(Task): Every line of the material that follows must be printed again exactly.

(Stored records):
* Begin *

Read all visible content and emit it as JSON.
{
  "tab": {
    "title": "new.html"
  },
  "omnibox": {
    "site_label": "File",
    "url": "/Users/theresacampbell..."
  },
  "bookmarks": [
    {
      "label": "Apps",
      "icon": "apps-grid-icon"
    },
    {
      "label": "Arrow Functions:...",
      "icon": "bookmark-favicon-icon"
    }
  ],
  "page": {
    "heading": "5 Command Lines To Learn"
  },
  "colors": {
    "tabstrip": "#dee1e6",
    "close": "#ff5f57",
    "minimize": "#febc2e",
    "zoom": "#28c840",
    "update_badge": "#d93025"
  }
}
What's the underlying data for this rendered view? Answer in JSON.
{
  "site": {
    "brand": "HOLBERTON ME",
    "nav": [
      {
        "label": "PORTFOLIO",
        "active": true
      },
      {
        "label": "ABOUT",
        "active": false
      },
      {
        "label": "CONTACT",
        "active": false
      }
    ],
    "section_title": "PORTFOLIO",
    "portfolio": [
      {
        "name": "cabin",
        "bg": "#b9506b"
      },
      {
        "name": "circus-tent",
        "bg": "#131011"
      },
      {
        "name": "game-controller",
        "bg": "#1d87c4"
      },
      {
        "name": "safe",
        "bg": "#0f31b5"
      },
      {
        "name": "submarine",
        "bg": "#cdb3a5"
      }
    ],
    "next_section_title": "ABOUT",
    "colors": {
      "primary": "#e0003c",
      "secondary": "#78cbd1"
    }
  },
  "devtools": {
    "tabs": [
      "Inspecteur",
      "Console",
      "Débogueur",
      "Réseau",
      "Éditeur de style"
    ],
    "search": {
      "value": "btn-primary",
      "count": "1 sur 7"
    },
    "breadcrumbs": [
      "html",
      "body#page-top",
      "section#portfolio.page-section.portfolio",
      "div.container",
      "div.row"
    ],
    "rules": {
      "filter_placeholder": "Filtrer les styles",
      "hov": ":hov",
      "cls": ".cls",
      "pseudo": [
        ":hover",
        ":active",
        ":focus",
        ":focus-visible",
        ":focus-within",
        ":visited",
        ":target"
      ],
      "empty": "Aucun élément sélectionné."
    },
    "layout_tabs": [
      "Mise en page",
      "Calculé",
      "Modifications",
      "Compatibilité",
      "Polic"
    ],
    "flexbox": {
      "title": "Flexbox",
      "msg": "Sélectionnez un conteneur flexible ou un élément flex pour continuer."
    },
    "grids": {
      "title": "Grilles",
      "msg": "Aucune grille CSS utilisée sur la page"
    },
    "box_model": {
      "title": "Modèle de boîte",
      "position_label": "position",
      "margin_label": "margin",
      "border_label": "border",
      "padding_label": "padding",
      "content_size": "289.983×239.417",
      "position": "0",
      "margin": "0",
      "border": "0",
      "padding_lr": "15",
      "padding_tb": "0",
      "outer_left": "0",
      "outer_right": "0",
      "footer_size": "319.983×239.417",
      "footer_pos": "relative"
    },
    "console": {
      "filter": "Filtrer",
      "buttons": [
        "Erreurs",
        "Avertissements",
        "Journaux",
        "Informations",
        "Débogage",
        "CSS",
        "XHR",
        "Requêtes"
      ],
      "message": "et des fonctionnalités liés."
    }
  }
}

* End *

(Solution for this problem):
Read all visible content and emit it as JSON.
{
  "tab": {
    "title": "new.html"
  },
  "omnibox": {
    "site_label": "File",
    "url": "/Users/theresacampbell..."
  },
  "bookmarks": [
    {
      "label": "Apps",
      "icon": "apps-grid-icon"
    },
    {
      "label": "Arrow Functions:...",
      "icon": "bookmark-favicon-icon"
    }
  ],
  "page": {
    "heading": "5 Command Lines To Learn"
  },
  "colors": {
    "tabstrip": "#dee1e6",
    "close": "#ff5f57",
    "minimize": "#febc2e",
    "zoom": "#28c840",
    "update_badge": "#d93025"
  }
}
What's the underlying data for this rendered view? Answer in JSON.
{
  "site": {
    "brand": "HOLBERTON ME",
    "nav": [
      {
        "label": "PORTFOLIO",
        "active": true
      },
      {
        "label": "ABOUT",
        "active": false
      },
      {
        "label": "CONTACT",
        "active": false
      }
    ],
    "section_title": "PORTFOLIO",
    "portfolio": [
      {
        "name": "cabin",
        "bg": "#b9506b"
      },
      {
        "name": "circus-tent",
        "bg": "#131011"
      },
      {
        "name": "game-controller",
        "bg": "#1d87c4"
      },
      {
        "name": "safe",
        "bg": "#0f31b5"
      },
      {
        "name": "submarine",
        "bg": "#cdb3a5"
      }
    ],
    "next_section_title": "ABOUT",
    "colors": {
      "primary": "#e0003c",
      "secondary": "#78cbd1"
    }
  },
  "devtools": {
    "tabs": [
      "Inspecteur",
      "Console",
      "Débogueur",
      "Réseau",
      "Éditeur de style"
    ],
    "search": {
      "value": "btn-primary",
      "count": "1 sur 7"
    },
    "breadcrumbs": [
      "html",
      "body#page-top",
      "section#portfolio.page-section.portfolio",
      "div.container",
      "div.row"
    ],
    "rules": {
      "filter_placeholder": "Filtrer les styles",
      "hov": ":hov",
      "cls": ".cls",
      "pseudo": [
        ":hover",
        ":active",
        ":focus",
        ":focus-visible",
        ":focus-within",
        ":visited",
        ":target"
      ],
      "empty": "Aucun élément sélectionné."
    },
    "layout_tabs": [
      "Mise en page",
      "Calculé",
      "Modifications",
      "Compatibilité",
      "Polic"
    ],
    "flexbox": {
      "title": "Flexbox",
      "msg": "Sélectionnez un conteneur flexible ou un élément flex pour continuer."
    },
    "grids": {
      "title": "Grilles",
      "msg": "Aucune grille CSS utilisée sur la page"
    },
    "box_model": {
      "title": "Modèle de boîte",
      "position_label": "position",
      "margin_label": "margin",
      "border_label": "border",
      "padding_label": "padding",
      "content_size": "289.983×239.417",
      "position": "0",
      "margin": "0",
      "border": "0",
      "padding_lr": "15",
      "padding_tb": "0",
      "outer_left": "0",
      "outer_right": "0",
      "footer_size": "319.983×239.417",
      "footer_pos": "relative"
    },
    "console": {
      "filter": "Filtrer",
      "buttons": [
        "Erreurs",
        "Avertissements",
        "Journaux",
        "Informations",
        "Débogage",
        "CSS",
        "XHR",
        "Requêtes"
      ],
      "message": "et des fonctionnalités liés."
    }
  }
}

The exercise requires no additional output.